-- start of Input --

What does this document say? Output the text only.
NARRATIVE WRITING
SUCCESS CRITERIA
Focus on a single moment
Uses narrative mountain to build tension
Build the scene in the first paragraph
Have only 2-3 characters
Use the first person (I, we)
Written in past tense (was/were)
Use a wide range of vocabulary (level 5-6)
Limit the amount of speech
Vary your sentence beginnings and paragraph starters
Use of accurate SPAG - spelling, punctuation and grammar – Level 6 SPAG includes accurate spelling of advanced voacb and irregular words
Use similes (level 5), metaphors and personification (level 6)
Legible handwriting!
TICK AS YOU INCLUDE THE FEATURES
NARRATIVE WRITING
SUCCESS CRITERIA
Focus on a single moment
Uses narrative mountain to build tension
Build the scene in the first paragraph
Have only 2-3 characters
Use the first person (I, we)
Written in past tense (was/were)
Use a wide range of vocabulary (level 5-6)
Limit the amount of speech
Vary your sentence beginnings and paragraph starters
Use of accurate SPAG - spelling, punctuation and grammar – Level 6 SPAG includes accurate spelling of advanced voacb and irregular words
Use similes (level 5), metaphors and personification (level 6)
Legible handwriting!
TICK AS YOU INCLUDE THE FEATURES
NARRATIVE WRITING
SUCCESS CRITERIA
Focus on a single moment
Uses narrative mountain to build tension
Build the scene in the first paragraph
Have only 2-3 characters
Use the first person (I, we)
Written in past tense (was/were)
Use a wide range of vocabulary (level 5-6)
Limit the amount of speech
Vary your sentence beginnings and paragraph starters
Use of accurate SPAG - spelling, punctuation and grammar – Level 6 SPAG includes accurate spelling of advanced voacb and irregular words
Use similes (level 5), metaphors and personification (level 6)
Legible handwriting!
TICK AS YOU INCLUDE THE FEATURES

-- end of Input --

Set all of the records down again, exactly as they stand.

## [Reply to the task]
What does this document say? Output the text only.
NARRATIVE WRITING
SUCCESS CRITERIA
Focus on a single moment
Uses narrative mountain to build tension
Build the scene in the first paragraph
Have only 2-3 characters
Use the first person (I, we)
Written in past tense (was/were)
Use a wide range of vocabulary (level 5-6)
Limit the amount of speech
Vary your sentence beginnings and paragraph starters
Use of accurate SPAG - spelling, punctuation and grammar – Level 6 SPAG includes accurate spelling of advanced voacb and irregular words
Use similes (level 5), metaphors and personification (level 6)
Legible handwriting!
TICK AS YOU INCLUDE THE FEATURES
NARRATIVE WRITING
SUCCESS CRITERIA
Focus on a single moment
Uses narrative mountain to build tension
Build the scene in the first paragraph
Have only 2-3 characters
Use the first person (I, we)
Written in past tense (was/were)
Use a wide range of vocabulary (level 5-6)
Limit the amount of speech
Vary your sentence beginnings and paragraph starters
Use of accurate SPAG - spelling, punctuation and grammar – Level 6 SPAG includes accurate spelling of advanced voacb and irregular words
Use similes (level 5), metaphors and personification (level 6)
Legible handwriting!
TICK AS YOU INCLUDE THE FEATURES
NARRATIVE WRITING
SUCCESS CRITERIA
Focus on a single moment
Uses narrative mountain to build tension
Build the scene in the first paragraph
Have only 2-3 characters
Use the first person (I, we)
Written in past tense (was/were)
Use a wide range of vocabulary (level 5-6)
Limit the amount of speech
Vary your sentence beginnings and paragraph starters
Use of accurate SPAG - spelling, punctuation and grammar – Level 6 SPAG includes accurate spelling of advanced voacb and irregular words
Use similes (level 5), metaphors and personification (level 6)
Legible handwriting!
TICK AS YOU INCLUDE THE FEATURES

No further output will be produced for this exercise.